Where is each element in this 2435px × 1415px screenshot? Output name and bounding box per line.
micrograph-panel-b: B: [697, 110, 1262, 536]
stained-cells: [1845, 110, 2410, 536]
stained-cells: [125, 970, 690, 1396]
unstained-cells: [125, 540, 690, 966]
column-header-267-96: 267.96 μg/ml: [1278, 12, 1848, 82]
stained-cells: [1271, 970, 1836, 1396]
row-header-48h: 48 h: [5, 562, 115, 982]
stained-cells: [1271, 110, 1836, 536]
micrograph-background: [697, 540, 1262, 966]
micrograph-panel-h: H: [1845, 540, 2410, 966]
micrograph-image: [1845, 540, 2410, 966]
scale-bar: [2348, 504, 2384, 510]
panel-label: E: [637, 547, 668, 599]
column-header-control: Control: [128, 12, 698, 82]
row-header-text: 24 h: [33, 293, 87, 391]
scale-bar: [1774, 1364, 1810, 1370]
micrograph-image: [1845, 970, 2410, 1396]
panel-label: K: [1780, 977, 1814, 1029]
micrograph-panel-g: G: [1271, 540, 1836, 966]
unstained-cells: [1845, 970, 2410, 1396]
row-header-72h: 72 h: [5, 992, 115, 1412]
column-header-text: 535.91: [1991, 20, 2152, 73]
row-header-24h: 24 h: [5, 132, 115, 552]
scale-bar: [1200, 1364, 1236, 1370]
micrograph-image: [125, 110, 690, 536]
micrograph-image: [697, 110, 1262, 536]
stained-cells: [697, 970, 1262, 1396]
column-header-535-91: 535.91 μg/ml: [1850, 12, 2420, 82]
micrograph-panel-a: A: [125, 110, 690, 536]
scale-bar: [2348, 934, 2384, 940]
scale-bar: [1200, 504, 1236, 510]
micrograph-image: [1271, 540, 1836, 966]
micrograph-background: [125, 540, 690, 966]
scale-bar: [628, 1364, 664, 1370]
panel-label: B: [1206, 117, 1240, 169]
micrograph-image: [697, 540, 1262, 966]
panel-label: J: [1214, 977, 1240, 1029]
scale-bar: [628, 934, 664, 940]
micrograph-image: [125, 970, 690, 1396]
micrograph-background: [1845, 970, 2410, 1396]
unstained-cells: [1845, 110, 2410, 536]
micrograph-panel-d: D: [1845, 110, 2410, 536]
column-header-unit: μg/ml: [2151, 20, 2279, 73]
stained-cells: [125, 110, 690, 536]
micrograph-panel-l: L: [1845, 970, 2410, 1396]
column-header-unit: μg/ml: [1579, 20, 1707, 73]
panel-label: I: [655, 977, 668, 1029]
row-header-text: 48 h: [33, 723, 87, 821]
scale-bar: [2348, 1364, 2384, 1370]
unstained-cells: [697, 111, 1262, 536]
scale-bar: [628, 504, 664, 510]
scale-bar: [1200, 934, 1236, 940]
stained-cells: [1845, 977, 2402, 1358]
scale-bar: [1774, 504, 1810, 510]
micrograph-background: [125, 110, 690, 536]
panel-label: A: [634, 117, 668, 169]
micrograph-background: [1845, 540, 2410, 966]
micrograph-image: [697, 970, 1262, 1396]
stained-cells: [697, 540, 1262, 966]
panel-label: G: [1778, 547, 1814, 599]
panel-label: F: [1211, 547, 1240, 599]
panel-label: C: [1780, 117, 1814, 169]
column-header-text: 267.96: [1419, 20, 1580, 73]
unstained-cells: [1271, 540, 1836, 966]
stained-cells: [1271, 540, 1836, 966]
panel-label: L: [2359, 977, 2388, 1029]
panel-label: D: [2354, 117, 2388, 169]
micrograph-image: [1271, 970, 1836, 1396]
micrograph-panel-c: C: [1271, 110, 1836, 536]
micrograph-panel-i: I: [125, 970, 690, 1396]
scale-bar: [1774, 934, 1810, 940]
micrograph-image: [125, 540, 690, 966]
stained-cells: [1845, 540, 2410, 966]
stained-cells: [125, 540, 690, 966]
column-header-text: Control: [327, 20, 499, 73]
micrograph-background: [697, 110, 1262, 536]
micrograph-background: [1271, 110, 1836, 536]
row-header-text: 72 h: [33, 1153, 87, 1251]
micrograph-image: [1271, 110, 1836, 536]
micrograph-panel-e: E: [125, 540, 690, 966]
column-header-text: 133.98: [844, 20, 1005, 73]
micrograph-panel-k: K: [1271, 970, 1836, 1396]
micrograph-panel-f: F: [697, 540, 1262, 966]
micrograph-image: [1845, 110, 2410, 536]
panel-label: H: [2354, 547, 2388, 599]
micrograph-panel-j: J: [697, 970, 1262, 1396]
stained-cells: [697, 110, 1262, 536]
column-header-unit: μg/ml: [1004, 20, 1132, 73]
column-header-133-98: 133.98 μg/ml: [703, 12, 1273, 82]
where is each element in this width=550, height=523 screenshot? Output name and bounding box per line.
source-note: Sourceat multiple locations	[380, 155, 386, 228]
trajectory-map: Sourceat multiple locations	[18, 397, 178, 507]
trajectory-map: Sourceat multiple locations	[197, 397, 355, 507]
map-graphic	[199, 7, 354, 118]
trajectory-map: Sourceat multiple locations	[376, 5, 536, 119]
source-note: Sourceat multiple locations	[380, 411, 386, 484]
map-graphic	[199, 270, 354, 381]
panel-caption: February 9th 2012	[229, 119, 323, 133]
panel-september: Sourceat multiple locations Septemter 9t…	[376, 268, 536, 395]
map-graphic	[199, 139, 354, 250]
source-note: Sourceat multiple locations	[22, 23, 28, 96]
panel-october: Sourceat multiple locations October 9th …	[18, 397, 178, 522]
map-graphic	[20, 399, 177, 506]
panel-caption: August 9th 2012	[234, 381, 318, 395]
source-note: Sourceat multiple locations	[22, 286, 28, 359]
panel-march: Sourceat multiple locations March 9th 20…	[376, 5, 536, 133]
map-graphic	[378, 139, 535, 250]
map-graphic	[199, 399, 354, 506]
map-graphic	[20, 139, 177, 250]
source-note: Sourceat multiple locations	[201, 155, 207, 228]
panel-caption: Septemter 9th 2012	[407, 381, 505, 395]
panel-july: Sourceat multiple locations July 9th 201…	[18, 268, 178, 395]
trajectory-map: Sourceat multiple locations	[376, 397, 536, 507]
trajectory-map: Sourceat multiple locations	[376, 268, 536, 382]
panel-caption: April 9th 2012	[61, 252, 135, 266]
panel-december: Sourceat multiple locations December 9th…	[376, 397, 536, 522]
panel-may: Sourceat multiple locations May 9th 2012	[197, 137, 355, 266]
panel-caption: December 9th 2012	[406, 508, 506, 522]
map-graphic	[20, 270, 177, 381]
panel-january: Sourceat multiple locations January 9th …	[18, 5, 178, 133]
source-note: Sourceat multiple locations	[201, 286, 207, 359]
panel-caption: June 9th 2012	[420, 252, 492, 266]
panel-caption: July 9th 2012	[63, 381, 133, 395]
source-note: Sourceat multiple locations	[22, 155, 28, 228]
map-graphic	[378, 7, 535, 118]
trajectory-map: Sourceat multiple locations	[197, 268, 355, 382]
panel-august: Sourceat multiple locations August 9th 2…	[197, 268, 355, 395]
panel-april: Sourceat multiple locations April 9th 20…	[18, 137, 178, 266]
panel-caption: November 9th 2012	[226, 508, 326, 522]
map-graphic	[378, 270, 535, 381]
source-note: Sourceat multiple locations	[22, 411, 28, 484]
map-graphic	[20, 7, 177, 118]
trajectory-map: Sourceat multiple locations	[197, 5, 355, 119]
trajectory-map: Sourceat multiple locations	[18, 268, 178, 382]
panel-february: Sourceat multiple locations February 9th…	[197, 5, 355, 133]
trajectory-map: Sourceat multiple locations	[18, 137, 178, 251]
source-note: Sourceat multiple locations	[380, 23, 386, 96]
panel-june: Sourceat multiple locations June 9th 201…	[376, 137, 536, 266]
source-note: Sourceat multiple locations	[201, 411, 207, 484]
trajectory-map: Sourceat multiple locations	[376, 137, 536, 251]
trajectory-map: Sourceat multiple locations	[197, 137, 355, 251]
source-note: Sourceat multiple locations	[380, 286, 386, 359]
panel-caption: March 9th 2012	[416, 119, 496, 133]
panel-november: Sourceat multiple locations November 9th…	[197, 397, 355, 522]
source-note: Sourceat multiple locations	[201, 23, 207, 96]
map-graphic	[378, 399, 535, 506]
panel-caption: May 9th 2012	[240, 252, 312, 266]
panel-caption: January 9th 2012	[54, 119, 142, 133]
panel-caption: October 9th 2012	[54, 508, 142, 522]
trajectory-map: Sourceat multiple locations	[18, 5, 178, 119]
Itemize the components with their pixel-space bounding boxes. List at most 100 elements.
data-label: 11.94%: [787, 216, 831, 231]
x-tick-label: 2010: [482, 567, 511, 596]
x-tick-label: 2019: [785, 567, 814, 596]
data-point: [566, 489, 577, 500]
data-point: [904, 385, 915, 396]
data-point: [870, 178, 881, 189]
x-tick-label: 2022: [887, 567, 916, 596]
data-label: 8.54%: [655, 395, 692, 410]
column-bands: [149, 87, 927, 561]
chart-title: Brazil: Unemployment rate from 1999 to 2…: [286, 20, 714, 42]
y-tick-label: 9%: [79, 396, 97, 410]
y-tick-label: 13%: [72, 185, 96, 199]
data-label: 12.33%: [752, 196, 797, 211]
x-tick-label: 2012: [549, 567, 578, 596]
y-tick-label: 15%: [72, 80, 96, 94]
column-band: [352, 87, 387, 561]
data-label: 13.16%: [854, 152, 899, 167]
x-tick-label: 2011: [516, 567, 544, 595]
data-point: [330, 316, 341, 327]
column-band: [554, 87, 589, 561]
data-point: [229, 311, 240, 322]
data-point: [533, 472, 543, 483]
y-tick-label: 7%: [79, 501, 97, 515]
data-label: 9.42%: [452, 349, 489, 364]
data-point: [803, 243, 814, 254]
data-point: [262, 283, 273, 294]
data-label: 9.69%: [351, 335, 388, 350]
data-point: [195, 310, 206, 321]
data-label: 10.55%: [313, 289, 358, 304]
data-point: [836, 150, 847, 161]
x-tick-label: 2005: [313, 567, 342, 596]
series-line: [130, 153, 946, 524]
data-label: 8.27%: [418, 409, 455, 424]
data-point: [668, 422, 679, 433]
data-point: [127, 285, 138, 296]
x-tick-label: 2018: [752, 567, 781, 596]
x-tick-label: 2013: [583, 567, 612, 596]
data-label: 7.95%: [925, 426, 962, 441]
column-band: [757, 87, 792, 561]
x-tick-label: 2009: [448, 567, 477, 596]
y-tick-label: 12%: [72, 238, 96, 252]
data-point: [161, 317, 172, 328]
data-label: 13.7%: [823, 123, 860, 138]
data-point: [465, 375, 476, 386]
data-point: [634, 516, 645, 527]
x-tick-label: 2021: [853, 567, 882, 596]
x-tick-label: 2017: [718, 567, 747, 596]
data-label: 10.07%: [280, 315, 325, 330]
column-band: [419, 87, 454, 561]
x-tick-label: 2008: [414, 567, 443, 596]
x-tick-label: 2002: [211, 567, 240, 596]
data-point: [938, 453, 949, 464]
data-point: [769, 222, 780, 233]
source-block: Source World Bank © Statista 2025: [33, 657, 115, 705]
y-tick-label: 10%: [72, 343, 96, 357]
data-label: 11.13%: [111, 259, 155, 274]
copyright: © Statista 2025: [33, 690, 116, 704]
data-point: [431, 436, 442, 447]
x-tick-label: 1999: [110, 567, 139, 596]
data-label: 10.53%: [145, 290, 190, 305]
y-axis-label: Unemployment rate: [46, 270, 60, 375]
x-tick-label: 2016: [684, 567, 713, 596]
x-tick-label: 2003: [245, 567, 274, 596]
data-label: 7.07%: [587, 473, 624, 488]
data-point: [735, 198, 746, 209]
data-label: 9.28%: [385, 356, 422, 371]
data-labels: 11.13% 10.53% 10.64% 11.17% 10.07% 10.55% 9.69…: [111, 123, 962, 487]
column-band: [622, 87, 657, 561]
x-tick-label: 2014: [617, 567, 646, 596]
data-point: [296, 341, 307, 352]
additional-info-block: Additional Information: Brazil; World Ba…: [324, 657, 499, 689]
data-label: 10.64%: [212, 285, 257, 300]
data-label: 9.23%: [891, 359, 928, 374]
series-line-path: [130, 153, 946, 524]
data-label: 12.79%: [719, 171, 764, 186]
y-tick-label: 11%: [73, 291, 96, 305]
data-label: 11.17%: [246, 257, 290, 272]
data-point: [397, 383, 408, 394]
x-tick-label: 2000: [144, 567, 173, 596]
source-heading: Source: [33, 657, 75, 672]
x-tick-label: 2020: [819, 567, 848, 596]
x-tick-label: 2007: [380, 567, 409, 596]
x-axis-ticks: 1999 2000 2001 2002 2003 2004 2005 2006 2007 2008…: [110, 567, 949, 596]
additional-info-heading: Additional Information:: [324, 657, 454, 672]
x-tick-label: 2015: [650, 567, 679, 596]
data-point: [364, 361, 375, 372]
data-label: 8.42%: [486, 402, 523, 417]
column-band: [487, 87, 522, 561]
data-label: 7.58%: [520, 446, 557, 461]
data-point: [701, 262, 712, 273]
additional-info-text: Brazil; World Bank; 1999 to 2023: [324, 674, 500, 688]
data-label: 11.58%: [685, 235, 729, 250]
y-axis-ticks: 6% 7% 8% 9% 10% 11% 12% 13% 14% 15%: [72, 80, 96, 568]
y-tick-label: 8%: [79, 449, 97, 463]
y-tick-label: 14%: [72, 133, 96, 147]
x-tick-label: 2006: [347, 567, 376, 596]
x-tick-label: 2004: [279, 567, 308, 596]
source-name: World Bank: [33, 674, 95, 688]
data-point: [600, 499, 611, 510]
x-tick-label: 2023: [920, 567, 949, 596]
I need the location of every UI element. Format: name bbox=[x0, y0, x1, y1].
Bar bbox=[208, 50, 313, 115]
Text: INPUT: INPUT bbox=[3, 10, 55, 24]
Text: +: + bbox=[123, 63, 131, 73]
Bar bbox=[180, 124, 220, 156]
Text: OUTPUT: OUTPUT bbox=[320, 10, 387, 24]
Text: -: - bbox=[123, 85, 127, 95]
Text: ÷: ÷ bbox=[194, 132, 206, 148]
::::
* Work to do: Reproduce the material verbatim from its first line through the line containing "scale-bar: [2348, 934, 2384, 940]", including both of those lines.

* Written answer:
Where is each element in this 2435px × 1415px screenshot? Output name and bounding box per line.
micrograph-panel-b: B: [697, 110, 1262, 536]
stained-cells: [1845, 110, 2410, 536]
stained-cells: [125, 970, 690, 1396]
unstained-cells: [125, 540, 690, 966]
column-header-267-96: 267.96 μg/ml: [1278, 12, 1848, 82]
stained-cells: [1271, 970, 1836, 1396]
row-header-48h: 48 h: [5, 562, 115, 982]
stained-cells: [1271, 110, 1836, 536]
micrograph-background: [697, 540, 1262, 966]
micrograph-panel-h: H: [1845, 540, 2410, 966]
micrograph-image: [1845, 540, 2410, 966]
scale-bar: [2348, 504, 2384, 510]
panel-label: E: [637, 547, 668, 599]
column-header-control: Control: [128, 12, 698, 82]
row-header-text: 24 h: [33, 293, 87, 391]
scale-bar: [1774, 1364, 1810, 1370]
micrograph-image: [1845, 970, 2410, 1396]
panel-label: K: [1780, 977, 1814, 1029]
micrograph-panel-g: G: [1271, 540, 1836, 966]
unstained-cells: [1845, 970, 2410, 1396]
row-header-72h: 72 h: [5, 992, 115, 1412]
column-header-text: 535.91: [1991, 20, 2152, 73]
row-header-24h: 24 h: [5, 132, 115, 552]
scale-bar: [1200, 1364, 1236, 1370]
micrograph-image: [125, 110, 690, 536]
micrograph-image: [697, 110, 1262, 536]
stained-cells: [697, 970, 1262, 1396]
column-header-535-91: 535.91 μg/ml: [1850, 12, 2420, 82]
micrograph-panel-a: A: [125, 110, 690, 536]
scale-bar: [2348, 934, 2384, 940]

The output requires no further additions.